=== Dataset excerpts ===

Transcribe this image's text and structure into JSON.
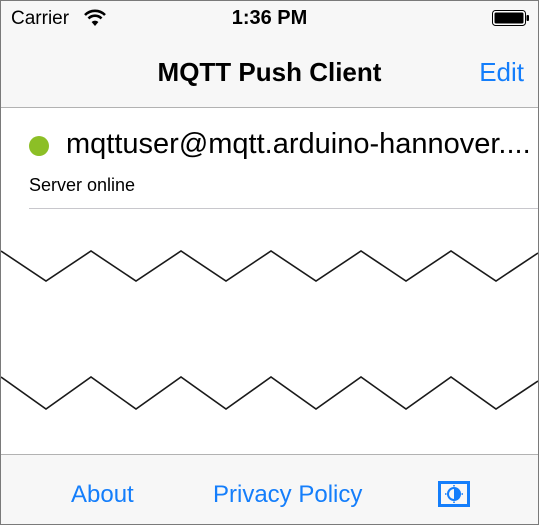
{
  "status_bar": {
    "carrier": "Carrier",
    "time": "1:36 PM",
    "icons": [
      "wifi-icon",
      "battery-icon"
    ]
  },
  "nav": {
    "title": "MQTT Push Client",
    "edit_label": "Edit"
  },
  "servers": [
    {
      "title": "mqttuser@mqtt.arduino-hannover....",
      "status": "Server online",
      "status_color": "#8cbf26"
    }
  ],
  "toolbar": {
    "about_label": "About",
    "privacy_label": "Privacy Policy",
    "settings_icon": "brightness-toggle-icon"
  },
  "colors": {
    "accent": "#147efb",
    "bar_background": "#f7f7f7",
    "online": "#8cbf26"
  }
}
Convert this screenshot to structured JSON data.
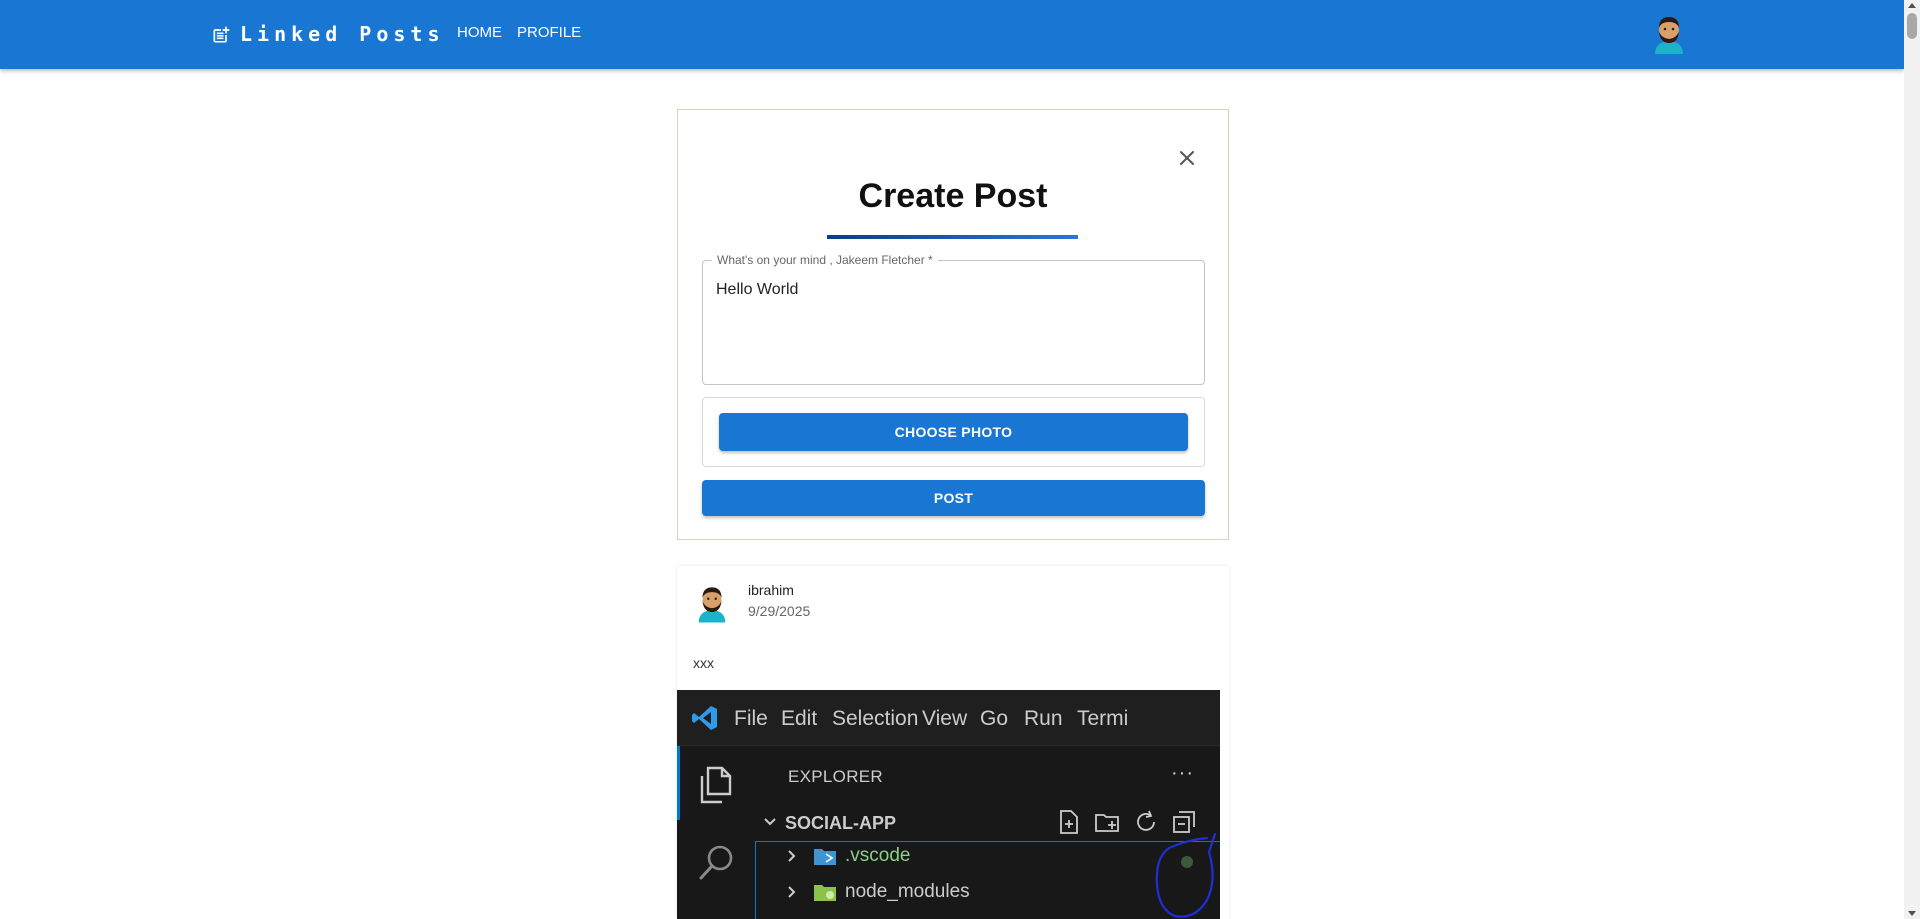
{
  "appbar": {
    "brand": "Linked Posts",
    "nav": {
      "home": "HOME",
      "profile": "PROFILE"
    },
    "brand_icon": "post-add-icon",
    "avatar": "user-avatar"
  },
  "create_post": {
    "title": "Create Post",
    "close_icon": "close-icon",
    "field_label": "What's on your mind , Jakeem Fletcher *",
    "field_value": "Hello World",
    "choose_photo_label": "CHOOSE PHOTO",
    "post_label": "POST"
  },
  "feed": {
    "posts": [
      {
        "author": "ibrahim",
        "date": "9/29/2025",
        "body": "xxx",
        "image": {
          "menu": [
            "File",
            "Edit",
            "Selection",
            "View",
            "Go",
            "Run",
            "Termi"
          ],
          "explorer_title": "EXPLORER",
          "more": "···",
          "folder": "SOCIAL-APP",
          "items": [
            {
              "name": ".vscode",
              "color": "#89d185"
            },
            {
              "name": "node_modules",
              "color": "#cccccc"
            }
          ]
        }
      }
    ]
  },
  "colors": {
    "primary": "#1976d2",
    "title_underline_start": "#0d3b8c",
    "title_underline_end": "#2f74d8",
    "card_border": "#d9d3bc"
  }
}
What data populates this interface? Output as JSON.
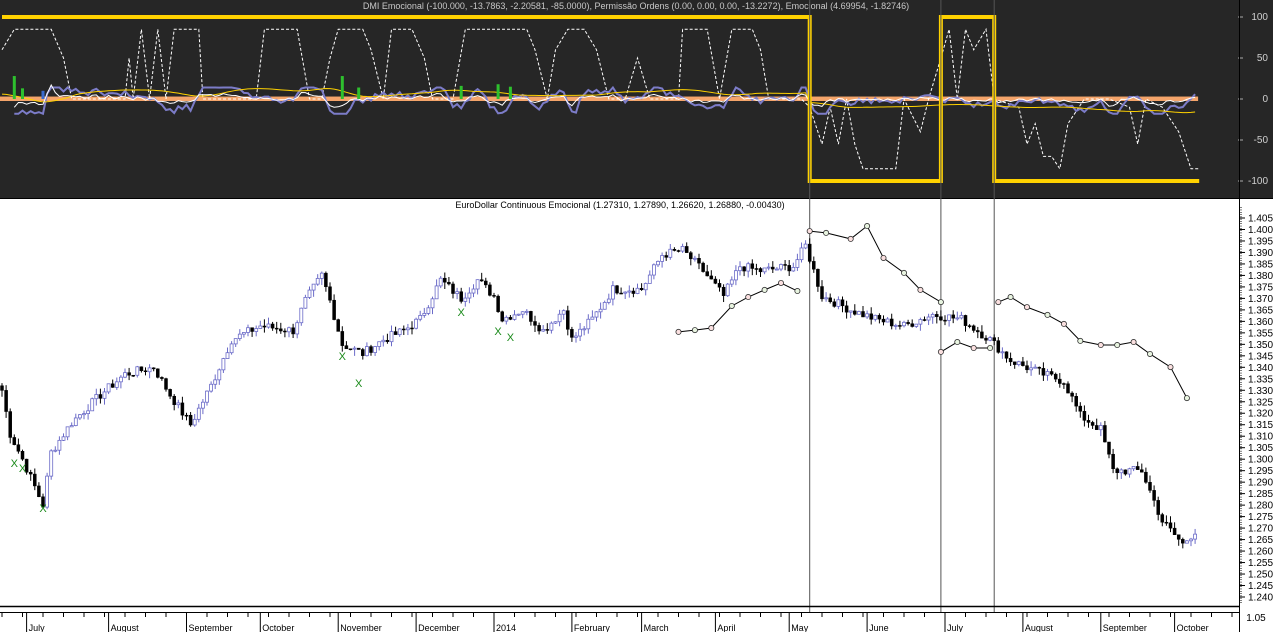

===

→ **Stated problem**
Leave the pictures out, and print every line of the listing exactly as written.

→ **Output**
Transcribe this image's text and structure into JSON.
{
  "status_bar": {
    "carrier": "Carrier",
    "time": "1:36 PM",
    "icons": [
      "wifi-icon",
      "battery-icon"
    ]
  },
  "nav": {
    "title": "MQTT Push Client",
    "edit_label": "Edit"
  },
  "servers": [
    {
      "title": "mqttuser@mqtt.arduino-hannover....",
      "status": "Server online",
      "status_color": "#8cbf26"
    }
  ],
  "toolbar": {
    "about_label": "About",
    "privacy_label": "Privacy Policy",
    "settings_icon": "brightness-toggle-icon"
  },
  "colors": {
    "accent": "#147efb",
    "bar_background": "#f7f7f7",
    "online": "#8cbf26"
  }
}
Convert this screenshot to structured JSON data.
{
  "appbar": {
    "brand": "Linked Posts",
    "nav": {
      "home": "HOME",
      "profile": "PROFILE"
    },
    "brand_icon": "post-add-icon",
    "avatar": "user-avatar"
  },
  "create_post": {
    "title": "Create Post",
    "close_icon": "close-icon",
    "field_label": "What's on your mind , Jakeem Fletcher *",
    "field_value": "Hello World",
    "choose_photo_label": "CHOOSE PHOTO",
    "post_label": "POST"
  },
  "feed": {
    "posts": [
      {
        "author": "ibrahim",
        "date": "9/29/2025",
        "body": "xxx",
        "image": {
          "menu": [
            "File",
            "Edit",
            "Selection",
            "View",
            "Go",
            "Run",
            "Termi"
          ],
          "explorer_title": "EXPLORER",
          "more": "···",
          "folder": "SOCIAL-APP",
          "items": [
            {
              "name": ".vscode",
              "color": "#89d185"
            },
            {
              "name": "node_modules",
              "color": "#cccccc"
            }
          ]
        }
      }
    ]
  },
  "colors": {
    "primary": "#1976d2",
    "title_underline_start": "#0d3b8c",
    "title_underline_end": "#2f74d8",
    "card_border": "#d9d3bc"
  }
}
What data populates this interface? Output as JSON.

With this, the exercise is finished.